[DATASET start]

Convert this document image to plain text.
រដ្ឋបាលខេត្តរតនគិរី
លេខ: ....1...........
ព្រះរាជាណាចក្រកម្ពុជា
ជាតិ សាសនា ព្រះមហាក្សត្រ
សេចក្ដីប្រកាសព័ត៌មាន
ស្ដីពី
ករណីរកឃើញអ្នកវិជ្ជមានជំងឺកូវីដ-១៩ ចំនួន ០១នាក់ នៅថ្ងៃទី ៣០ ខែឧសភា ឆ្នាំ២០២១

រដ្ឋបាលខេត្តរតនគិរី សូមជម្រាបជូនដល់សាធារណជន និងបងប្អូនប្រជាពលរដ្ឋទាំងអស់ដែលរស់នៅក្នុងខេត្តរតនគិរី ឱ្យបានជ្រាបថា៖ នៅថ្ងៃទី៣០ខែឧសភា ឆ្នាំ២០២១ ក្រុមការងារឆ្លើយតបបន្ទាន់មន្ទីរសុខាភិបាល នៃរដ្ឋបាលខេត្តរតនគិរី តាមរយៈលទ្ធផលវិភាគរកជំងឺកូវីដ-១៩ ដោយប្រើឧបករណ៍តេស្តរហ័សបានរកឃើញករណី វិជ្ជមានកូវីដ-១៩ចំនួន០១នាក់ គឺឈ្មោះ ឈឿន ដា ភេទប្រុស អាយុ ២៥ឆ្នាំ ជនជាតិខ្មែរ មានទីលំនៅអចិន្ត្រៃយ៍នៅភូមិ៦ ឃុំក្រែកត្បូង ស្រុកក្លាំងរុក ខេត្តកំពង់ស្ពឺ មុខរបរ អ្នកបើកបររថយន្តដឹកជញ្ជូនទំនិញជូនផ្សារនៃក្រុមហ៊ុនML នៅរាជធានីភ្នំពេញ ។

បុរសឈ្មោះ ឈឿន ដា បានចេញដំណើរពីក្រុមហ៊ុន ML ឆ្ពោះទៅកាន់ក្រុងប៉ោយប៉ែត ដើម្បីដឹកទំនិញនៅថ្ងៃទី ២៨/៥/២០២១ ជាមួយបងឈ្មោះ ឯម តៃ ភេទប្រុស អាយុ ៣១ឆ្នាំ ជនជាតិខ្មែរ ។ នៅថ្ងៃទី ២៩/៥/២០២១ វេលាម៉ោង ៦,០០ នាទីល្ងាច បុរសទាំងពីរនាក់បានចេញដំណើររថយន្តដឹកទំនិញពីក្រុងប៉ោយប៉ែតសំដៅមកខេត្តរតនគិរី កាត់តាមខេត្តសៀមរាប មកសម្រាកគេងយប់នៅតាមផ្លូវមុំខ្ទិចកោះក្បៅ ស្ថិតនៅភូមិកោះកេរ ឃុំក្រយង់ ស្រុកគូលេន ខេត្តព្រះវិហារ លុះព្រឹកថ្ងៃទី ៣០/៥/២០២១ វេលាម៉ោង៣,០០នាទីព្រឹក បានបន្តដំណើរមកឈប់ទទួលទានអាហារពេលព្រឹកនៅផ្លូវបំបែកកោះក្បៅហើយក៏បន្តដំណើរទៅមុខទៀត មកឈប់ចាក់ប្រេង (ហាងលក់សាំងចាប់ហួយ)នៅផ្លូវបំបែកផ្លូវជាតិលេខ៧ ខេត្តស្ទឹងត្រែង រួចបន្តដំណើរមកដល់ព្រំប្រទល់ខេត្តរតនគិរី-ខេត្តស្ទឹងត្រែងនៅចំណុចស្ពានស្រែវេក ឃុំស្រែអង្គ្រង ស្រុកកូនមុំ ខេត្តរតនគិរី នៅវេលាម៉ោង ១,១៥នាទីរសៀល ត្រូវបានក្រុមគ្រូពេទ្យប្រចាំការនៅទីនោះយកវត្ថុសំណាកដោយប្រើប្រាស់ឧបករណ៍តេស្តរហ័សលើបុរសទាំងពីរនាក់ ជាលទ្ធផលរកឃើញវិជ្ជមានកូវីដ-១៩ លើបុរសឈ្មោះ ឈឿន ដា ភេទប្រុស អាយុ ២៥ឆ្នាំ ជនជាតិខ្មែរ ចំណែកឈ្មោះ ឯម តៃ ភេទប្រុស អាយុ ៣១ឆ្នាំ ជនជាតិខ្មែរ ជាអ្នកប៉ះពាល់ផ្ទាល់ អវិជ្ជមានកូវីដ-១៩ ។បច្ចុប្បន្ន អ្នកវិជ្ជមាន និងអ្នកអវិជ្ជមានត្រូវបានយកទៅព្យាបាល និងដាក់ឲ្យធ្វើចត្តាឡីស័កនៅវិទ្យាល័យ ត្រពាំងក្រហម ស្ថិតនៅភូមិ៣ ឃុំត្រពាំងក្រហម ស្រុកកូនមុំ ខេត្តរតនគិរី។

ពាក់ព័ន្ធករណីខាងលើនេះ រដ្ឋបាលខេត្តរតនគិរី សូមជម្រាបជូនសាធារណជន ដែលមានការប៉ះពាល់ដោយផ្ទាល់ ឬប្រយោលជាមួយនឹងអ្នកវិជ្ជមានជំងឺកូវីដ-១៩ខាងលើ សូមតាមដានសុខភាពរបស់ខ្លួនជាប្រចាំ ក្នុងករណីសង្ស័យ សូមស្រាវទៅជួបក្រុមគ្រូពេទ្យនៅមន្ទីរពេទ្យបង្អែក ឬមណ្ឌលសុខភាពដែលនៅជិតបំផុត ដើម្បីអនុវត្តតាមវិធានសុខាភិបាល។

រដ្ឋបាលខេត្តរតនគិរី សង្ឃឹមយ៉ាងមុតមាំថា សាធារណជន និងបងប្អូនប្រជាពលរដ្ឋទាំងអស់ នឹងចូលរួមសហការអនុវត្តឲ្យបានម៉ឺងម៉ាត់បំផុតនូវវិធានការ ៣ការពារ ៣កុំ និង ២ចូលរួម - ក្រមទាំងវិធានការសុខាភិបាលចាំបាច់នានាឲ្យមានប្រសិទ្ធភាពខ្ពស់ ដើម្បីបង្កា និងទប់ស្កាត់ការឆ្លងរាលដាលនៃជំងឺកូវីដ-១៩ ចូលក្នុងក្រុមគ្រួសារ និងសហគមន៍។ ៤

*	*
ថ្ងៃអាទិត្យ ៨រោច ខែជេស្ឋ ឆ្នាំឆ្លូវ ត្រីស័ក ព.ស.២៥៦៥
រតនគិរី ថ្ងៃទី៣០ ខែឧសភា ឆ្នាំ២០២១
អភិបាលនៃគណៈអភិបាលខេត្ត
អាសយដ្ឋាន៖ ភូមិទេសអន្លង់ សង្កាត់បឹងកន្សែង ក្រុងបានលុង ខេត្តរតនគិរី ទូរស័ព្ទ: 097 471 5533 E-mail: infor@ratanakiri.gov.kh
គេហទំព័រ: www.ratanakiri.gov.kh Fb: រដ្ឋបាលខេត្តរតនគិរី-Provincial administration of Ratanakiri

[DATASET end]

WHAT IS REQUIRED: From the records above, please extract every line and repeat it exactly.

FINISHED EXERCISE:
Convert this document image to plain text.
រដ្ឋបាលខេត្តរតនគិរី
លេខ: ....1...........
ព្រះរាជាណាចក្រកម្ពុជា
ជាតិ សាសនា ព្រះមហាក្សត្រ
សេចក្ដីប្រកាសព័ត៌មាន
ស្ដីពី
ករណីរកឃើញអ្នកវិជ្ជមានជំងឺកូវីដ-១៩ ចំនួន ០១នាក់ នៅថ្ងៃទី ៣០ ខែឧសភា ឆ្នាំ២០២១

រដ្ឋបាលខេត្តរតនគិរី សូមជម្រាបជូនដល់សាធារណជន និងបងប្អូនប្រជាពលរដ្ឋទាំងអស់ដែលរស់នៅក្នុងខេត្តរតនគិរី ឱ្យបានជ្រាបថា៖ នៅថ្ងៃទី៣០ខែឧសភា ឆ្នាំ២០២១ ក្រុមការងារឆ្លើយតបបន្ទាន់មន្ទីរសុខាភិបាល នៃរដ្ឋបាលខេត្តរតនគិរី តាមរយៈលទ្ធផលវិភាគរកជំងឺកូវីដ-១៩ ដោយប្រើឧបករណ៍តេស្តរហ័សបានរកឃើញករណី វិជ្ជមានកូវីដ-១៩ចំនួន០១នាក់ គឺឈ្មោះ ឈឿន ដា ភេទប្រុស អាយុ ២៥ឆ្នាំ ជនជាតិខ្មែរ មានទីលំនៅអចិន្ត្រៃយ៍នៅភូមិ៦ ឃុំក្រែកត្បូង ស្រុកក្លាំងរុក ខេត្តកំពង់ស្ពឺ មុខរបរ អ្នកបើកបររថយន្តដឹកជញ្ជូនទំនិញជូនផ្សារនៃក្រុមហ៊ុនML នៅរាជធានីភ្នំពេញ ។

បុរសឈ្មោះ ឈឿន ដា បានចេញដំណើរពីក្រុមហ៊ុន ML ឆ្ពោះទៅកាន់ក្រុងប៉ោយប៉ែត ដើម្បីដឹកទំនិញនៅថ្ងៃទី ២៨/៥/២០២១ ជាមួយបងឈ្មោះ ឯម តៃ ភេទប្រុស អាយុ ៣១ឆ្នាំ ជនជាតិខ្មែរ ។ នៅថ្ងៃទី ២៩/៥/២០២១ វេលាម៉ោង ៦,០០ នាទីល្ងាច បុរសទាំងពីរនាក់បានចេញដំណើររថយន្តដឹកទំនិញពីក្រុងប៉ោយប៉ែតសំដៅមកខេត្តរតនគិរី កាត់តាមខេត្តសៀមរាប មកសម្រាកគេងយប់នៅតាមផ្លូវមុំខ្ទិចកោះក្បៅ ស្ថិតនៅភូមិកោះកេរ ឃុំក្រយង់ ស្រុកគូលេន ខេត្តព្រះវិហារ លុះព្រឹកថ្ងៃទី ៣០/៥/២០២១ វេលាម៉ោង៣,០០នាទីព្រឹក បានបន្តដំណើរមកឈប់ទទួលទានអាហារពេលព្រឹកនៅផ្លូវបំបែកកោះក្បៅហើយក៏បន្តដំណើរទៅមុខទៀត មកឈប់ចាក់ប្រេង (ហាងលក់សាំងចាប់ហួយ)នៅផ្លូវបំបែកផ្លូវជាតិលេខ៧ ខេត្តស្ទឹងត្រែង រួចបន្តដំណើរមកដល់ព្រំប្រទល់ខេត្តរតនគិរី-ខេត្តស្ទឹងត្រែងនៅចំណុចស្ពានស្រែវេក ឃុំស្រែអង្គ្រង ស្រុកកូនមុំ ខេត្តរតនគិរី នៅវេលាម៉ោង ១,១៥នាទីរសៀល ត្រូវបានក្រុមគ្រូពេទ្យប្រចាំការនៅទីនោះយកវត្ថុសំណាកដោយប្រើប្រាស់ឧបករណ៍តេស្តរហ័សលើបុរសទាំងពីរនាក់ ជាលទ្ធផលរកឃើញវិជ្ជមានកូវីដ-១៩ លើបុរសឈ្មោះ ឈឿន ដា ភេទប្រុស អាយុ ២៥ឆ្នាំ ជនជាតិខ្មែរ ចំណែកឈ្មោះ ឯម តៃ ភេទប្រុស អាយុ ៣១ឆ្នាំ ជនជាតិខ្មែរ ជាអ្នកប៉ះពាល់ផ្ទាល់ អវិជ្ជមានកូវីដ-១៩ ។បច្ចុប្បន្ន អ្នកវិជ្ជមាន និងអ្នកអវិជ្ជមានត្រូវបានយកទៅព្យាបាល និងដាក់ឲ្យធ្វើចត្តាឡីស័កនៅវិទ្យាល័យ ត្រពាំងក្រហម ស្ថិតនៅភូមិ៣ ឃុំត្រពាំងក្រហម ស្រុកកូនមុំ ខេត្តរតនគិរី។

ពាក់ព័ន្ធករណីខាងលើនេះ រដ្ឋបាលខេត្តរតនគិរី សូមជម្រាបជូនសាធារណជន ដែលមានការប៉ះពាល់ដោយផ្ទាល់ ឬប្រយោលជាមួយនឹងអ្នកវិជ្ជមានជំងឺកូវីដ-១៩ខាងលើ សូមតាមដានសុខភាពរបស់ខ្លួនជាប្រចាំ ក្នុងករណីសង្ស័យ សូមស្រាវទៅជួបក្រុមគ្រូពេទ្យនៅមន្ទីរពេទ្យបង្អែក ឬមណ្ឌលសុខភាពដែលនៅជិតបំផុត ដើម្បីអនុវត្តតាមវិធានសុខាភិបាល។

រដ្ឋបាលខេត្តរតនគិរី សង្ឃឹមយ៉ាងមុតមាំថា សាធារណជន និងបងប្អូនប្រជាពលរដ្ឋទាំងអស់ នឹងចូលរួមសហការអនុវត្តឲ្យបានម៉ឺងម៉ាត់បំផុតនូវវិធានការ ៣ការពារ ៣កុំ និង ២ចូលរួម - ក្រមទាំងវិធានការសុខាភិបាលចាំបាច់នានាឲ្យមានប្រសិទ្ធភាពខ្ពស់ ដើម្បីបង្កា និងទប់ស្កាត់ការឆ្លងរាលដាលនៃជំងឺកូវីដ-១៩ ចូលក្នុងក្រុមគ្រួសារ និងសហគមន៍។ ៤

*	*
ថ្ងៃអាទិត្យ ៨រោច ខែជេស្ឋ ឆ្នាំឆ្លូវ ត្រីស័ក ព.ស.២៥៦៥
រតនគិរី ថ្ងៃទី៣០ ខែឧសភា ឆ្នាំ២០២១
អភិបាលនៃគណៈអភិបាលខេត្ត
អាសយដ្ឋាន៖ ភូមិទេសអន្លង់ សង្កាត់បឹងកន្សែង ក្រុងបានលុង ខេត្តរតនគិរី ទូរស័ព្ទ: 097 471 5533 E-mail: infor@ratanakiri.gov.kh
គេហទំព័រ: www.ratanakiri.gov.kh Fb: រដ្ឋបាលខេត្តរតនគិរី-Provincial administration of Ratanakiri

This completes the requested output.